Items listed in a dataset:
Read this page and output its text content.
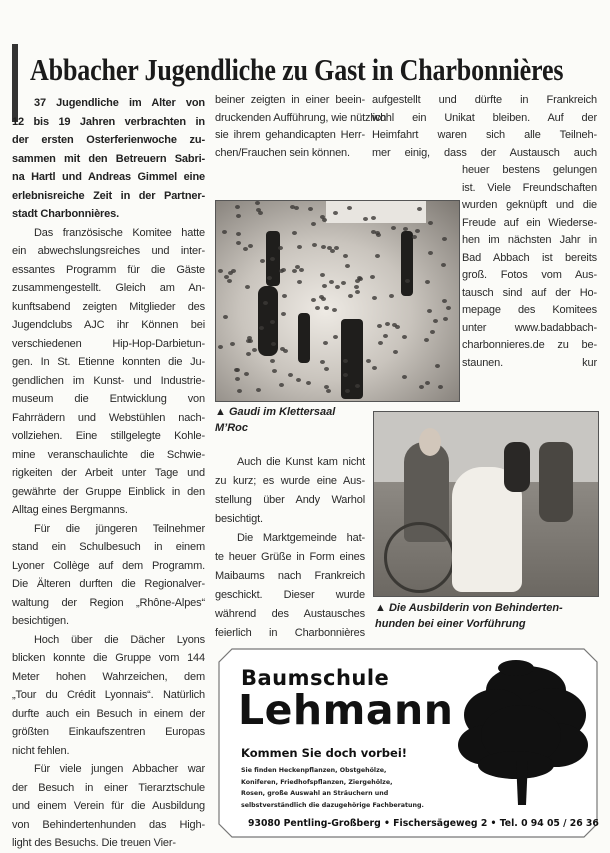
Abbacher Jugendliche zu Gast in Charbonnières
37 Jugendliche im Alter von
12 bis 19 Jahren verbrachten in
der ersten Osterferienwoche zu-
sammen mit den Betreuern Sabri-
na Hartl und Andreas Gimmel eine
erlebnisreiche Zeit in der Partner-
stadt Charbonnières.
Das französische Komitee hatte
ein abwechslungsreiches und inter-
essantes Programm für die Gäste
zusammengestellt. Gleich am An-
kunftsabend zeigten Mitglieder des
Jugendclubs AJC ihr Können bei
verschiedenen Hip-Hop-Darbietun-
gen. In St. Etienne konnten die Ju-
gendlichen im Kunst- und Industrie-
museum die Entwicklung von
Fahrrädern und Webstühlen nach-
vollziehen. Eine stillgelegte Kohle-
mine veranschaulichte die Schwie-
rigkeiten der Arbeit unter Tage und
gewährte der Gruppe Einblick in den
Alltag eines Bergmanns.
Für die jüngeren Teilnehmer
stand ein Schulbesuch in einem
Lyoner Collège auf dem Programm.
Die Älteren durften die Regionalver-
waltung der Region „Rhône-Alpes“
besichtigen.
Hoch über die Dächer Lyons
blicken konnte die Gruppe vom 144
Meter hohen Wahrzeichen, dem
„Tour du Crédit Lyonnais“. Natürlich
durfte auch ein Besuch in einem der
größten Einkaufszentren Europas
nicht fehlen.
Für viele jungen Abbacher war
der Besuch in einer Tierarztschule
und einem Verein für die Ausbildung
von Behindertenhunden das High-
light des Besuchs. Die treuen Vier-
beiner zeigten in einer beein-
druckenden Aufführung, wie nützlich
sie ihrem gehandicapten Herr-
chen/Frauchen sein können.
aufgestellt und dürfte in Frankreich
wohl ein Unikat bleiben. Auf der
Heimfahrt waren sich alle Teilneh-
mer einig, dass der Austausch auch
heuer bestens gelungen
ist. Viele Freundschaften
wurden geknüpft und die
Freude auf ein Wiederse-
hen im nächsten Jahr in
Bad Abbach ist bereits
groß. Fotos vom Aus-
tausch sind auf der Ho-
mepage des Komitees
unter www.badabbach-
charbonnieres.de zu be-
staunen. kur
Auch die Kunst kam nicht
zu kurz; es wurde eine Aus-
stellung über Andy Warhol
besichtigt.
Die Marktgemeinde hat-
te heuer Grüße in Form eines
Maibaums nach Frankreich
geschickt. Dieser wurde
während des Austausches
feierlich in Charbonnières
▲ Gaudi im Klettersaal
M’Roc
▲ Die Ausbilderin von Behinderten-
hunden bei einer Vorführung
Baumschule
Lehmann
Kommen Sie doch vorbei!
Sie finden Heckenpflanzen, Obstgehölze,
Koniferen, Friedhofspflanzen, Ziergehölze,
Rosen, große Auswahl an Sträuchern und
selbstverständlich die dazugehörige Fachberatung.
93080 Pentling-Großberg • Fischersägeweg 2 • Tel. 0 94 05 / 26 36
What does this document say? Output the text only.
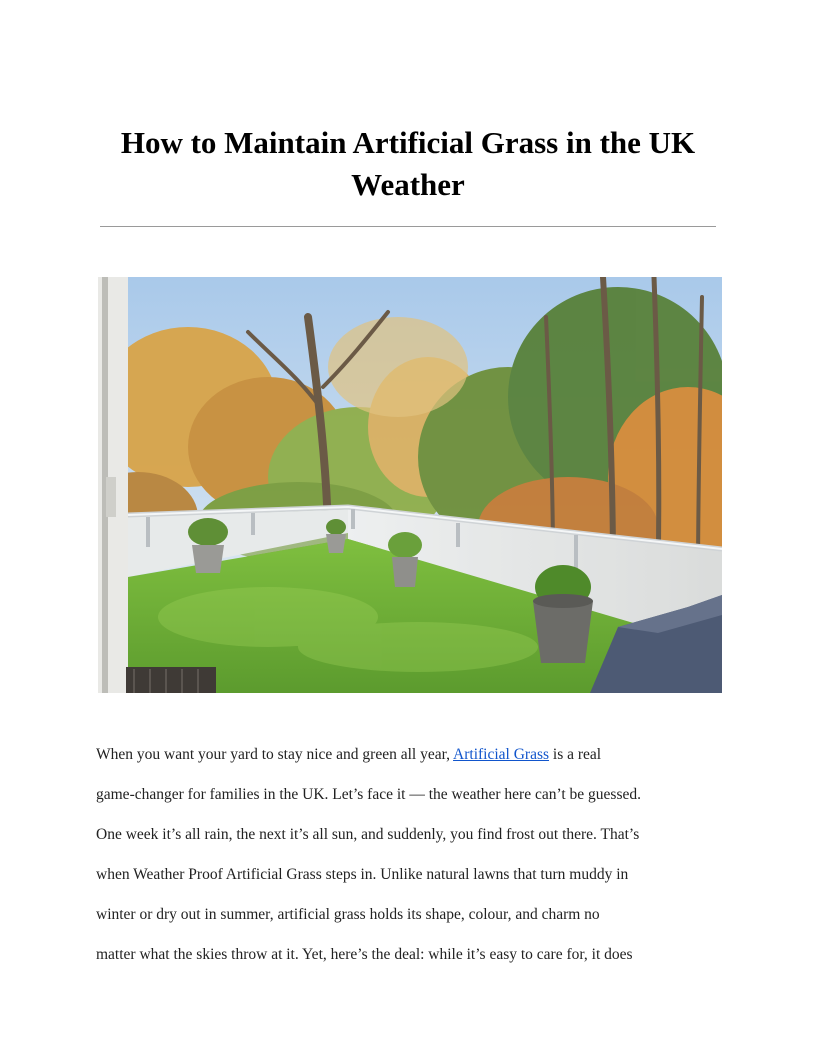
How to Maintain Artificial Grass in the UK
Weather

When you want your yard to stay nice and green all year, Artificial Grass is a real
game-changer for families in the UK. Let’s face it — the weather here can’t be guessed.
One week it’s all rain, the next it’s all sun, and suddenly, you find frost out there. That’s
when Weather Proof Artificial Grass steps in. Unlike natural lawns that turn muddy in
winter or dry out in summer, artificial grass holds its shape, colour, and charm no
matter what the skies throw at it. Yet, here’s the deal: while it’s easy to care for, it does
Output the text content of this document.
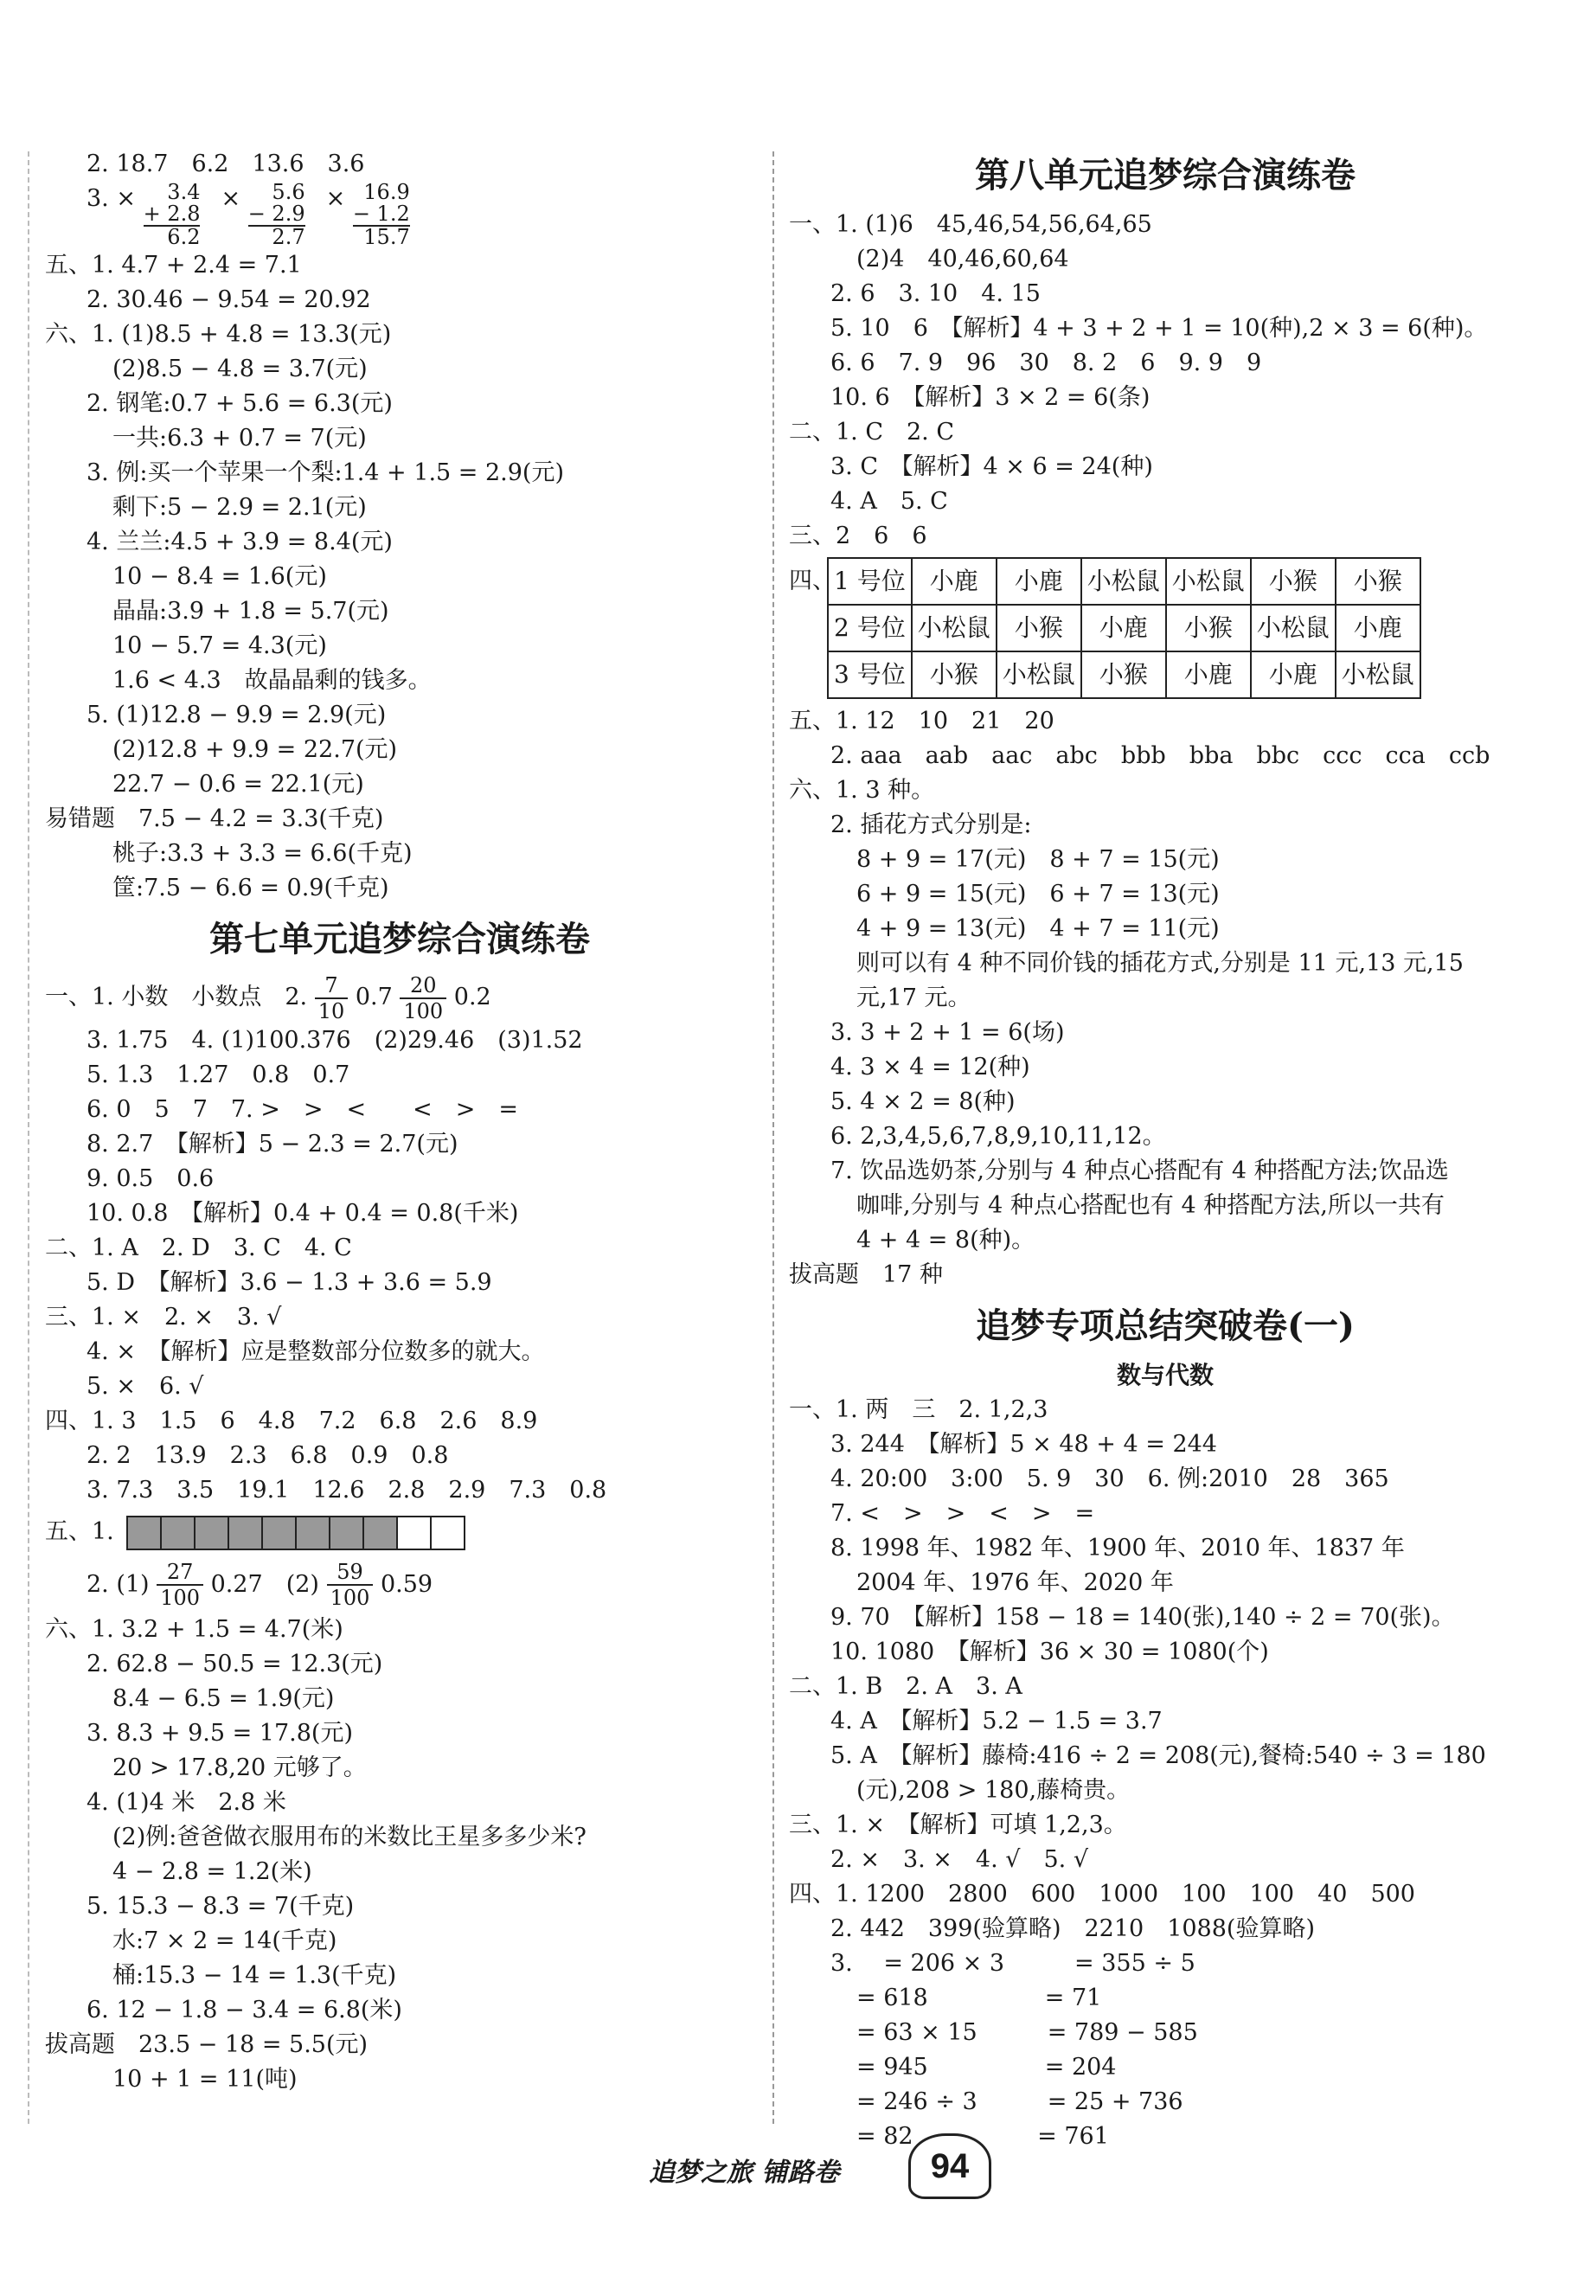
2. 18.7　6.2　13.6　3.6
3. ×	3.4
+ 2.8
6.2
×	5.6
− 2.9
2.7
× 16.9
− 1.2
15.7
五、1. 4.7 + 2.4 = 7.1
2. 30.46 − 9.54 = 20.92
六、1. (1)8.5 + 4.8 = 13.3(元)
(2)8.5 − 4.8 = 3.7(元)
2. 钢笔:0.7 + 5.6 = 6.3(元)
一共:6.3 + 0.7 = 7(元)
3. 例:买一个苹果一个梨:1.4 + 1.5 = 2.9(元)
剩下:5 − 2.9 = 2.1(元)
4. 兰兰:4.5 + 3.9 = 8.4(元)
10 − 8.4 = 1.6(元)
晶晶:3.9 + 1.8 = 5.7(元)
10 − 5.7 = 4.3(元)
1.6 < 4.3　故晶晶剩的钱多。
5. (1)12.8 − 9.9 = 2.9(元)
(2)12.8 + 9.9 = 22.7(元)
22.7 − 0.6 = 22.1(元)
易错题　7.5 − 4.2 = 3.3(千克)
桃子:3.3 + 3.3 = 6.6(千克)
筐:7.5 − 6.6 = 0.9(千克)
第七单元追梦综合演练卷
一、1. 小数　小数点　2. $\frac{7}{10} 0.7 \frac{20}{100} 0.2$
3. 1.75　4. (1)100.376　(2)29.46　(3)1.52
5. 1.3　1.27　0.8　0.7
6. 0　5　7　7. >　>　<　　<　>　=
8. 2.7　【解析】5 − 2.3 = 2.7(元)
9. 0.5　0.6
10. 0.8　【解析】0.4 + 0.4 = 0.8(千米)
二、1. A　2. D　3. C　4. C
5. D　【解析】3.6 − 1.3 + 3.6 = 5.9
三、1. ×　2. ×　3. √
4. ×　【解析】应是整数部分位数多的就大。
5. ×　6. √
四、1. 3　1.5　6　4.8　7.2　6.8　2.6　8.9
2. 2　13.9　2.3　6.8　0.9　0.8
3. 7.3　3.5　19.1　12.6　2.8　2.9　7.3　0.8
五、1.
2. $(1) \frac{27}{100} 0.27$　$(2) \frac{59}{100} 0.59$
六、1. 3.2 + 1.5 = 4.7(米)
2. 62.8 − 50.5 = 12.3(元)
8.4 − 6.5 = 1.9(元)
3. 8.3 + 9.5 = 17.8(元)
20 > 17.8,20 元够了。
4. (1)4 米　2.8 米
(2)例:爸爸做衣服用布的米数比王星多多少米?
4 − 2.8 = 1.2(米)
5. 15.3 − 8.3 = 7(千克)
水:7 × 2 = 14(千克)
桶:15.3 − 14 = 1.3(千克)
6. 12 − 1.8 − 3.4 = 6.8(米)
拔高题　23.5 − 18 = 5.5(元)
10 + 1 = 11(吨)
第八单元追梦综合演练卷
一、1. (1)6　45,46,54,56,64,65
(2)4　40,46,60,64
2. 6　3. 10　4. 15
5. 10　6　【解析】4 + 3 + 2 + 1 = 10(种),2 × 3 = 6(种)。
6. 6　7. 9　96　30　8. 2　6　9. 9　9
10. 6　【解析】3 × 2 = 6(条)
二、1. C　2. C
3. C　【解析】4 × 6 = 24(种)
4. A　5. C
三、2　6　6
四、
1 号位	小鹿	小鹿	小松鼠	小松鼠	小猴	小猴
2 号位	小松鼠	小猴	小鹿	小猴	小松鼠	小鹿
3 号位	小猴	小松鼠	小猴	小鹿	小鹿	小松鼠
五、1. 12　10　21　20
2. aaa　aab　aac　abc　bbb　bba　bbc　ccc　cca　ccb
六、1. 3 种。
2. 插花方式分别是:
8 + 9 = 17(元)　8 + 7 = 15(元)
6 + 9 = 15(元)　6 + 7 = 13(元)
4 + 9 = 13(元)　4 + 7 = 11(元)
则可以有 4 种不同价钱的插花方式,分别是 11 元,13 元,15
元,17 元。
3. 3 + 2 + 1 = 6(场)
4. 3 × 4 = 12(种)
5. 4 × 2 = 8(种)
6. 2,3,4,5,6,7,8,9,10,11,12。
7. 饮品选奶茶,分别与 4 种点心搭配有 4 种搭配方法;饮品选
咖啡,分别与 4 种点心搭配也有 4 种搭配方法,所以一共有
4 + 4 = 8(种)。
拔高题　17 种
追梦专项总结突破卷(一)
数与代数
一、1. 两　三　2. 1,2,3
3. 244　【解析】5 × 48 + 4 = 244
4. 20:00　3:00　5. 9　30　6. 例:2010　28　365
7. <　>　>　<　>　=
8. 1998 年、1982 年、1900 年、2010 年、1837 年
2004 年、1976 年、2020 年
9. 70　【解析】158 − 18 = 140(张),140 ÷ 2 = 70(张)。
10. 1080　【解析】36 × 30 = 1080(个)
二、1. B　2. A　3. A
4. A　【解析】5.2 − 1.5 = 3.7
5. A　【解析】藤椅:416 ÷ 2 = 208(元),餐椅:540 ÷ 3 = 180
(元),208 > 180,藤椅贵。
三、1. ×　【解析】可填 1,2,3。
2. ×　3. ×　4. √　5. √
四、1. 1200　2800　600　1000　100　100　40　500
2. 442　399(验算略)　2210　1088(验算略)
3. 　= 206 × 3　　　= 355 ÷ 5
= 618　　　　　= 71
= 63 × 15　　　= 789 − 585
= 945　　　　　= 204
= 246 ÷ 3　　　= 25 + 736
= 82　　　　　 = 761
追梦之旅 铺路卷	94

Task instructions -
Search the listing for the word "Kunst" and return each line that holds it.

Output of the exercise -
gendlichen im Kunst- und Industrie-
Auch die Kunst kam nicht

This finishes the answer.